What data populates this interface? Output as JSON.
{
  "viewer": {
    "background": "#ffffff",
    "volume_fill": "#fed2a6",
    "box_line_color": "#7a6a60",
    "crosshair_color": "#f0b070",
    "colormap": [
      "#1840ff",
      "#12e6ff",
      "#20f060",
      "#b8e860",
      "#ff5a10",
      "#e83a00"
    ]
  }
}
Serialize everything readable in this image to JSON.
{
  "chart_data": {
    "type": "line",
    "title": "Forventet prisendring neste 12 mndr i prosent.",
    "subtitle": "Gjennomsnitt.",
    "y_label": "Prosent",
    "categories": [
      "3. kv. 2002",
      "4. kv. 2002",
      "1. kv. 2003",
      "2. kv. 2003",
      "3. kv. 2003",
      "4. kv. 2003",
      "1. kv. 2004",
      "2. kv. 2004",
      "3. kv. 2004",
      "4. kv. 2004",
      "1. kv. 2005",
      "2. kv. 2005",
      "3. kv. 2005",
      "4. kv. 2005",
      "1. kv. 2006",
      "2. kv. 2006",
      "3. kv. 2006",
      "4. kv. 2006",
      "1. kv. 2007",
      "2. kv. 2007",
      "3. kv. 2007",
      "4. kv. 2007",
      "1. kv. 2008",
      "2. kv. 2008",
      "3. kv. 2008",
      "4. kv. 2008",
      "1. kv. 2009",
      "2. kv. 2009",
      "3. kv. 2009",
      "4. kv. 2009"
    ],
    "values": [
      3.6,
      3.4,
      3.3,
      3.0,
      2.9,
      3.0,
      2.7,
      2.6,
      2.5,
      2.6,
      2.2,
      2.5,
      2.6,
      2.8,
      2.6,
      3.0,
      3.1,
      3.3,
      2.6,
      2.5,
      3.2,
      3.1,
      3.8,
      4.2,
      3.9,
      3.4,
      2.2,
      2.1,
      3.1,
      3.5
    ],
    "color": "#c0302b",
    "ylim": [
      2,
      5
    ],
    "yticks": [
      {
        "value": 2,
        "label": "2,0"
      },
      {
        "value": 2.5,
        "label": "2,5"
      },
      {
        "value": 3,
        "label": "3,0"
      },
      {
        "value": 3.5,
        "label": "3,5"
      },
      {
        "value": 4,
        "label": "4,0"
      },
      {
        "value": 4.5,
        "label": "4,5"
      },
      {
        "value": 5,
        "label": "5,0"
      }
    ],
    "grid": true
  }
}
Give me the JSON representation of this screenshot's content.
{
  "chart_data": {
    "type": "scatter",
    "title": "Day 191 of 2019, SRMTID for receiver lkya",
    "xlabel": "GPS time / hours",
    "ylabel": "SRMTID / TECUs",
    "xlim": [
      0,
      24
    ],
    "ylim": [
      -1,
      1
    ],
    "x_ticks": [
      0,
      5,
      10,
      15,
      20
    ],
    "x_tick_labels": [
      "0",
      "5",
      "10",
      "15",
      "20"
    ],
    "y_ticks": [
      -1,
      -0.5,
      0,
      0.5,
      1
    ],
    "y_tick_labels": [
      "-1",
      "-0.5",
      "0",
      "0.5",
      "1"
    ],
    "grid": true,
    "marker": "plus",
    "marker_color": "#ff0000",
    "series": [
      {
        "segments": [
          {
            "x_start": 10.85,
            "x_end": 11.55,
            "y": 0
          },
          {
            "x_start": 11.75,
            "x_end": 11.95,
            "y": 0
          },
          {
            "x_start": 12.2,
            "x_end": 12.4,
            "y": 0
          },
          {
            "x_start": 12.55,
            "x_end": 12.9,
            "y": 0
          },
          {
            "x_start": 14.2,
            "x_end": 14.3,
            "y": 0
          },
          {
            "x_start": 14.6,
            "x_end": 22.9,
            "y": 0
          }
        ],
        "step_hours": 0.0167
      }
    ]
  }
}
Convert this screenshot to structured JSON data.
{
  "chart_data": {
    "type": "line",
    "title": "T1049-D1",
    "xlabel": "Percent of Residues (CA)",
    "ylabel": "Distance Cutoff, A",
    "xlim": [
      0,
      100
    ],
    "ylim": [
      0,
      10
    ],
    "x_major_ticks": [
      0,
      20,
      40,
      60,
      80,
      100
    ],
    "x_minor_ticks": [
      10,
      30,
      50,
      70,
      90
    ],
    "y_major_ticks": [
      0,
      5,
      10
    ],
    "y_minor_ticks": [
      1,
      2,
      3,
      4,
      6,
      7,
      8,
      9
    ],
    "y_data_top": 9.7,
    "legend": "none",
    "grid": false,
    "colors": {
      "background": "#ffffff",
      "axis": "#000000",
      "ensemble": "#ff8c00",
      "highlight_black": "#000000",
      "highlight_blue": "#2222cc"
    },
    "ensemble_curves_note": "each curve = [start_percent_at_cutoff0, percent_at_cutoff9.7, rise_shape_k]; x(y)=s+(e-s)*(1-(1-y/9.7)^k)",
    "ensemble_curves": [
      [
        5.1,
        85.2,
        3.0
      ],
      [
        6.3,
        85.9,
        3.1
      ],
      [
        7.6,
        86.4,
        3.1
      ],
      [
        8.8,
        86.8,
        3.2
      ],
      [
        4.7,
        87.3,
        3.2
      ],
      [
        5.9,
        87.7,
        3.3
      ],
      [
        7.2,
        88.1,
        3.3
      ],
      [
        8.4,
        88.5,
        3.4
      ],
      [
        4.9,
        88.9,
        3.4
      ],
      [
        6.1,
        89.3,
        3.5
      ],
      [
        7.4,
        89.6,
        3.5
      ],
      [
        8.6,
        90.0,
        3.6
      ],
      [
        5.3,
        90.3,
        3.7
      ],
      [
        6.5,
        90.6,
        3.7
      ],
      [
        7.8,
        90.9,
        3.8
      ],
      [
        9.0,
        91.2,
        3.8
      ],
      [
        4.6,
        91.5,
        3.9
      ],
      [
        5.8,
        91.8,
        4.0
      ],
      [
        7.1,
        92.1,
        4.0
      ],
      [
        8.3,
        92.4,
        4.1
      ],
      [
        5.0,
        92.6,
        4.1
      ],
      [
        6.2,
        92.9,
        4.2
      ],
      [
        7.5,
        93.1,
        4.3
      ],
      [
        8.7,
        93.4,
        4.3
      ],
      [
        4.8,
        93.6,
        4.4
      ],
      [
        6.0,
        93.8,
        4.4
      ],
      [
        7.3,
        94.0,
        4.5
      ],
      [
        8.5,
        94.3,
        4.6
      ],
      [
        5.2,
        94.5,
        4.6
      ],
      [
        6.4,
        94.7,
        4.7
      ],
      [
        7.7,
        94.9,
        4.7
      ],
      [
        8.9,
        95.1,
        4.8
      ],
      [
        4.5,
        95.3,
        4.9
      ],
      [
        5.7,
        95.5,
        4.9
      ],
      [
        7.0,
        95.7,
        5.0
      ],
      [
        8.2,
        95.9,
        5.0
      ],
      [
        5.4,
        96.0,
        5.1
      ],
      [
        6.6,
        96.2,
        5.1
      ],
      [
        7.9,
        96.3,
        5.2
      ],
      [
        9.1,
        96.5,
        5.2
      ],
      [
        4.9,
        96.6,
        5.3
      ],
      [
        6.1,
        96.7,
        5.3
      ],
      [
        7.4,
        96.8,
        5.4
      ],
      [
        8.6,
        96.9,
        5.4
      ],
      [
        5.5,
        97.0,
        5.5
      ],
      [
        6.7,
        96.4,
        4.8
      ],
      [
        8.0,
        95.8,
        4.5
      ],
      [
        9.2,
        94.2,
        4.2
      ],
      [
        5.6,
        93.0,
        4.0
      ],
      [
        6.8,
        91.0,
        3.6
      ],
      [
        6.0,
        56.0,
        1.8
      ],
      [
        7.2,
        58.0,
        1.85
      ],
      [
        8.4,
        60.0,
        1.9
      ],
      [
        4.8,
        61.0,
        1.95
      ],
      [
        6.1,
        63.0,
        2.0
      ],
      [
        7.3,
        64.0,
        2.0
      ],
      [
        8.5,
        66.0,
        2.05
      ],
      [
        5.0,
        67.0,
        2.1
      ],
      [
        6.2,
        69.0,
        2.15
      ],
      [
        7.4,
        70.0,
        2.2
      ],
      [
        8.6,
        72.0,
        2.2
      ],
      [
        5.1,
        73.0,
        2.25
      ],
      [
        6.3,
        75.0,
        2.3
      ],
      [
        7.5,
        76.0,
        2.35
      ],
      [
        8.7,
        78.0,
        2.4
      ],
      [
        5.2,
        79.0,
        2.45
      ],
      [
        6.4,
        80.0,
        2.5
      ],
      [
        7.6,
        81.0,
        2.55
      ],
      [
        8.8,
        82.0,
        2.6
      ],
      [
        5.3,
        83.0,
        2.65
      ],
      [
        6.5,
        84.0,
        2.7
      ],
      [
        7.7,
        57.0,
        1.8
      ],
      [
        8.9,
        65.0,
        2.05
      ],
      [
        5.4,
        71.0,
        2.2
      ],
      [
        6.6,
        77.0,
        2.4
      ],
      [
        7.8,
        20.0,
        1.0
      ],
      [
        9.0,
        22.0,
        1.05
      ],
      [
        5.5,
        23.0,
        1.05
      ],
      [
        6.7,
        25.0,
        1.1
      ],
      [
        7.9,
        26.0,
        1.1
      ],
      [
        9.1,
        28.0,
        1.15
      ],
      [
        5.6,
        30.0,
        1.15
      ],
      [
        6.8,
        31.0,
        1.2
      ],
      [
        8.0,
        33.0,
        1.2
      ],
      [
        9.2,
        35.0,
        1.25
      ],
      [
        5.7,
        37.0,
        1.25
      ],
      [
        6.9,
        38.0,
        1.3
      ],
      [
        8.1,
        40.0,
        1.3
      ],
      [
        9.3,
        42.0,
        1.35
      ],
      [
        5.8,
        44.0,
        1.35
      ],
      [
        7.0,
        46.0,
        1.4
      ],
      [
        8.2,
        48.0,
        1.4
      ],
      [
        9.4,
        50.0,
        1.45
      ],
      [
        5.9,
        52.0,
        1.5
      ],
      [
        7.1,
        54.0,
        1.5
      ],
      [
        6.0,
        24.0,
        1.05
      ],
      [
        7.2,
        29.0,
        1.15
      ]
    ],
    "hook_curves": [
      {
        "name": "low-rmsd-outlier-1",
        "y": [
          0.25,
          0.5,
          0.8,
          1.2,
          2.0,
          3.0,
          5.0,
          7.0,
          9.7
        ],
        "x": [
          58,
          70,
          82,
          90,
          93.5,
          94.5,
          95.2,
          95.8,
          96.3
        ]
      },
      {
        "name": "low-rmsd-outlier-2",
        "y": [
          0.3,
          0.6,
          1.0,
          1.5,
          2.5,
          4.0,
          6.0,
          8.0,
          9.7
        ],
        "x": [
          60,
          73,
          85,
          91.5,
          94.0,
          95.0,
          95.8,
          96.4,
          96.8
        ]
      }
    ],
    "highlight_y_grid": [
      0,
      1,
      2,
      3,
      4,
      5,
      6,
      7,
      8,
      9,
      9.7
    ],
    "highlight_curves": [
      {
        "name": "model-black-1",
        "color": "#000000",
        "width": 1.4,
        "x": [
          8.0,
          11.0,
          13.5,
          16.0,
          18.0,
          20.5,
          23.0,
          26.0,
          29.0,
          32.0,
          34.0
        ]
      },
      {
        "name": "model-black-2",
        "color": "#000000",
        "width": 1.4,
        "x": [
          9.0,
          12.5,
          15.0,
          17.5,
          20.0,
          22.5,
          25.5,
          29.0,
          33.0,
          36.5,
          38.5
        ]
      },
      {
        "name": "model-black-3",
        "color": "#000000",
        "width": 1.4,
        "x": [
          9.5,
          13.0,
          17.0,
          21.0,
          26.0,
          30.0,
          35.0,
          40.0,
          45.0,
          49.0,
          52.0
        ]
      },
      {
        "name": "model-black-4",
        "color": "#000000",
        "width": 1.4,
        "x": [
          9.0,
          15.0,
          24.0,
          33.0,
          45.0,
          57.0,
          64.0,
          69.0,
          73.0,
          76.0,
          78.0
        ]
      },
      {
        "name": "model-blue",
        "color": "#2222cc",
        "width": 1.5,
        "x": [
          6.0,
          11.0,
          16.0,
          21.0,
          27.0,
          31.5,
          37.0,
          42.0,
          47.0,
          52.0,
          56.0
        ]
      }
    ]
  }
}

+++

● **WORK TO BE COMPLETED**
Copy every line from the entries that contains the word "this".

● **TASK RESULT**
What data populates this interface? Output as JSON.
Serialize everything readable in this image to JSON.
Give me the JSON representation of this screenshot's content.
Convert this screenshot to structured JSON data.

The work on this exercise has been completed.